§ **GIVEN RECORDS**

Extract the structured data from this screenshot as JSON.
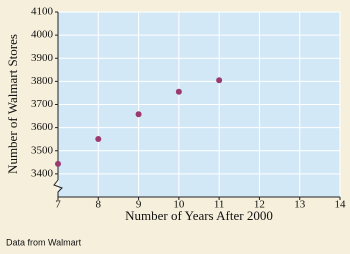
{
  "chart_data": {
    "type": "scatter",
    "xlabel": "Number of Years After 2000",
    "ylabel": "Number of Walmart Stores",
    "note": "Data from Walmart",
    "x": [
      7,
      8,
      9,
      10,
      11
    ],
    "values": [
      3443,
      3551,
      3658,
      3755,
      3805
    ],
    "color": "#9b3a6e",
    "xlim": [
      7,
      14
    ],
    "xticks": [
      7,
      8,
      9,
      10,
      11,
      12,
      13,
      14
    ],
    "ylim": [
      3300,
      4100
    ],
    "yticks": [
      3400,
      3500,
      3600,
      3700,
      3800,
      3900,
      4000,
      4100
    ],
    "grid": true
  }
}
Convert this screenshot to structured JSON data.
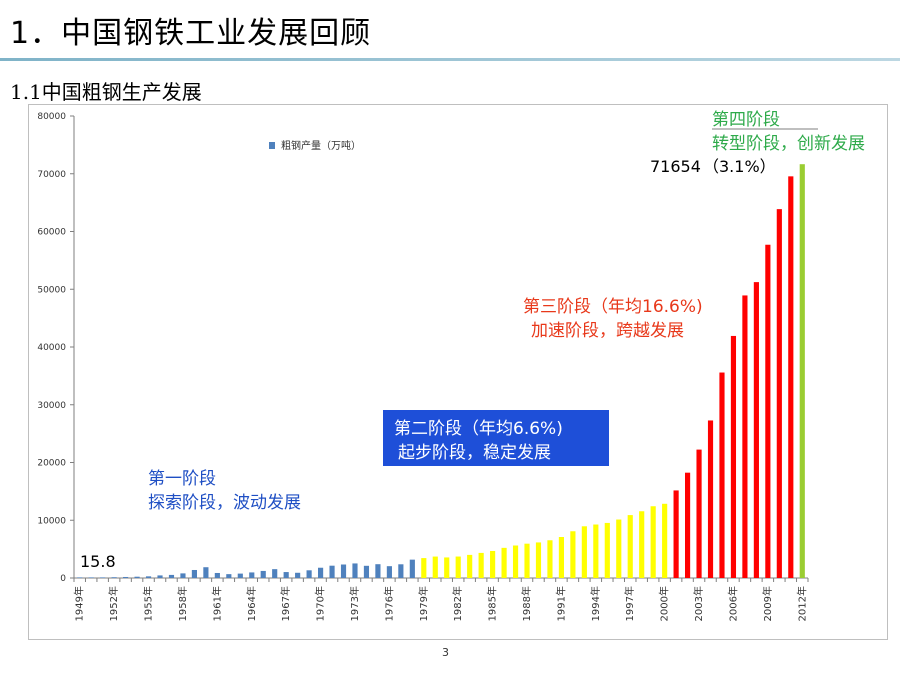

§ **WORK TO BE COMPLETED**
Repeat the records above exactly, omitting every picture.

§ **RIGHT ANSWER**
Extract the structured data from this screenshot as JSON.
{
  "chart_data": {
    "type": "scatter",
    "xlabel": "Number of Years After 2000",
    "ylabel": "Number of Walmart Stores",
    "note": "Data from Walmart",
    "x": [
      7,
      8,
      9,
      10,
      11
    ],
    "values": [
      3443,
      3551,
      3658,
      3755,
      3805
    ],
    "color": "#9b3a6e",
    "xlim": [
      7,
      14
    ],
    "xticks": [
      7,
      8,
      9,
      10,
      11,
      12,
      13,
      14
    ],
    "ylim": [
      3300,
      4100
    ],
    "yticks": [
      3400,
      3500,
      3600,
      3700,
      3800,
      3900,
      4000,
      4100
    ],
    "grid": true
  }
}
Convert this screenshot to structured JSON data.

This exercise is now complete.